Record extracts:
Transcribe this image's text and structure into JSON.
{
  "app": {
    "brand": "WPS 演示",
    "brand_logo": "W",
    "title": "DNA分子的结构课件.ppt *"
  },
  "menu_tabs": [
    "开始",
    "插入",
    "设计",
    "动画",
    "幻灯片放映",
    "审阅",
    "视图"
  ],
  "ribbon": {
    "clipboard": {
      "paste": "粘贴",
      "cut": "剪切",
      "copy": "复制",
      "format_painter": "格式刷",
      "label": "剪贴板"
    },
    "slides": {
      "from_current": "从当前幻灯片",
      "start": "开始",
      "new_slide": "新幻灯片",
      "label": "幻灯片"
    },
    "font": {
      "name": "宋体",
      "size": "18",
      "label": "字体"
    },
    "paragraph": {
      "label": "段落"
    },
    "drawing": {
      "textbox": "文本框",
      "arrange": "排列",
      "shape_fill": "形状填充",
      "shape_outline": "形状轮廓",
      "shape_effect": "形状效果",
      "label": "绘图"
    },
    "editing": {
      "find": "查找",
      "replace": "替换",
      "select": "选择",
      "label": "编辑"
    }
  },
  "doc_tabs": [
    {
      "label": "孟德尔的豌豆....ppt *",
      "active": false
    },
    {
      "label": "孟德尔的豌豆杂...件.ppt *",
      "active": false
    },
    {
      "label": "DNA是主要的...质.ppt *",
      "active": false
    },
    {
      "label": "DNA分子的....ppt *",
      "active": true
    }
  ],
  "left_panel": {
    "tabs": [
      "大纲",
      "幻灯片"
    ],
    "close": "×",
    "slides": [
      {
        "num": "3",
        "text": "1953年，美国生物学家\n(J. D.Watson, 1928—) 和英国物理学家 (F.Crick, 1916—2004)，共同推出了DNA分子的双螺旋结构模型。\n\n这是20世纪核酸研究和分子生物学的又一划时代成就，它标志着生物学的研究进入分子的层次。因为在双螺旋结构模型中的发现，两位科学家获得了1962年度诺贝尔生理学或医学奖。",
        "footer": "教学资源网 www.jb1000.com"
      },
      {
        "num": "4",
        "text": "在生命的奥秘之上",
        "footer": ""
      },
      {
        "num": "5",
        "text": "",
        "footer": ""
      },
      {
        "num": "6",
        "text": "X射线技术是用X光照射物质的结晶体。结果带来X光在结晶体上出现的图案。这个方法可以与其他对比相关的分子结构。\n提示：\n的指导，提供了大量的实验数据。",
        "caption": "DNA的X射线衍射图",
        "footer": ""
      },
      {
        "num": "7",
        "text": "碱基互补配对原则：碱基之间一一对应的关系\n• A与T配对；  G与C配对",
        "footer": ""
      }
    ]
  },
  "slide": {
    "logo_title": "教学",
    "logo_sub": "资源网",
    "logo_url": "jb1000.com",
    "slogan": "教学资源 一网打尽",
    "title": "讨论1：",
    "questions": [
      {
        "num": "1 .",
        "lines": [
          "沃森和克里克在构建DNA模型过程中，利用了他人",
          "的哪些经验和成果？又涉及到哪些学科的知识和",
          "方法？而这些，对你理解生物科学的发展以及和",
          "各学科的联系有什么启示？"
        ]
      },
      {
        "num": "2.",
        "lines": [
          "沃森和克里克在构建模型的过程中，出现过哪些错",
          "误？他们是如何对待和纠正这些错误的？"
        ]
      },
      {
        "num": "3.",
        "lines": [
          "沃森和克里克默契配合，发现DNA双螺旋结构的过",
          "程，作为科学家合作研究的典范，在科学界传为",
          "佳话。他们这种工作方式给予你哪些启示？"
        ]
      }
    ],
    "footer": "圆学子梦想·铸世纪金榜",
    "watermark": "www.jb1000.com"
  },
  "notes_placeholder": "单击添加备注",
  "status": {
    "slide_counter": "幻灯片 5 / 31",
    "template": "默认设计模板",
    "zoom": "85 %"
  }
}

Problem requirements: Extract all of the data exactly as written.

The output:
Transcribe this image's text and structure into JSON.
{
  "app": {
    "brand": "WPS 演示",
    "brand_logo": "W",
    "title": "DNA分子的结构课件.ppt *"
  },
  "menu_tabs": [
    "开始",
    "插入",
    "设计",
    "动画",
    "幻灯片放映",
    "审阅",
    "视图"
  ],
  "ribbon": {
    "clipboard": {
      "paste": "粘贴",
      "cut": "剪切",
      "copy": "复制",
      "format_painter": "格式刷",
      "label": "剪贴板"
    },
    "slides": {
      "from_current": "从当前幻灯片",
      "start": "开始",
      "new_slide": "新幻灯片",
      "label": "幻灯片"
    },
    "font": {
      "name": "宋体",
      "size": "18",
      "label": "字体"
    },
    "paragraph": {
      "label": "段落"
    },
    "drawing": {
      "textbox": "文本框",
      "arrange": "排列",
      "shape_fill": "形状填充",
      "shape_outline": "形状轮廓",
      "shape_effect": "形状效果",
      "label": "绘图"
    },
    "editing": {
      "find": "查找",
      "replace": "替换",
      "select": "选择",
      "label": "编辑"
    }
  },
  "doc_tabs": [
    {
      "label": "孟德尔的豌豆....ppt *",
      "active": false
    },
    {
      "label": "孟德尔的豌豆杂...件.ppt *",
      "active": false
    },
    {
      "label": "DNA是主要的...质.ppt *",
      "active": false
    },
    {
      "label": "DNA分子的....ppt *",
      "active": true
    }
  ],
  "left_panel": {
    "tabs": [
      "大纲",
      "幻灯片"
    ],
    "close": "×",
    "slides": [
      {
        "num": "3",
        "text": "1953年，美国生物学家\n(J. D.Watson, 1928—) 和英国物理学家 (F.Crick, 1916—2004)，共同推出了DNA分子的双螺旋结构模型。\n\n这是20世纪核酸研究和分子生物学的又一划时代成就，它标志着生物学的研究进入分子的层次。因为在双螺旋结构模型中的发现，两位科学家获得了1962年度诺贝尔生理学或医学奖。",
        "footer": "教学资源网 www.jb1000.com"
      },
      {
        "num": "4",
        "text": "在生命的奥秘之上",
        "footer": ""
      },
      {
        "num": "5",
        "text": "",
        "footer": ""
      },
      {
        "num": "6",
        "text": "X射线技术是用X光照射物质的结晶体。结果带来X光在结晶体上出现的图案。这个方法可以与其他对比相关的分子结构。\n提示：\n的指导，提供了大量的实验数据。",
        "caption": "DNA的X射线衍射图",
        "footer": ""
      },
      {
        "num": "7",
        "text": "碱基互补配对原则：碱基之间一一对应的关系\n• A与T配对；  G与C配对",
        "footer": ""
      }
    ]
  },
  "slide": {
    "logo_title": "教学",
    "logo_sub": "资源网",
    "logo_url": "jb1000.com",
    "slogan": "教学资源 一网打尽",
    "title": "讨论1：",
    "questions": [
      {
        "num": "1 .",
        "lines": [
          "沃森和克里克在构建DNA模型过程中，利用了他人",
          "的哪些经验和成果？又涉及到哪些学科的知识和",
          "方法？而这些，对你理解生物科学的发展以及和",
          "各学科的联系有什么启示？"
        ]
      },
      {
        "num": "2.",
        "lines": [
          "沃森和克里克在构建模型的过程中，出现过哪些错",
          "误？他们是如何对待和纠正这些错误的？"
        ]
      },
      {
        "num": "3.",
        "lines": [
          "沃森和克里克默契配合，发现DNA双螺旋结构的过",
          "程，作为科学家合作研究的典范，在科学界传为",
          "佳话。他们这种工作方式给予你哪些启示？"
        ]
      }
    ],
    "footer": "圆学子梦想·铸世纪金榜",
    "watermark": "www.jb1000.com"
  },
  "notes_placeholder": "单击添加备注",
  "status": {
    "slide_counter": "幻灯片 5 / 31",
    "template": "默认设计模板",
    "zoom": "85 %"
  }
}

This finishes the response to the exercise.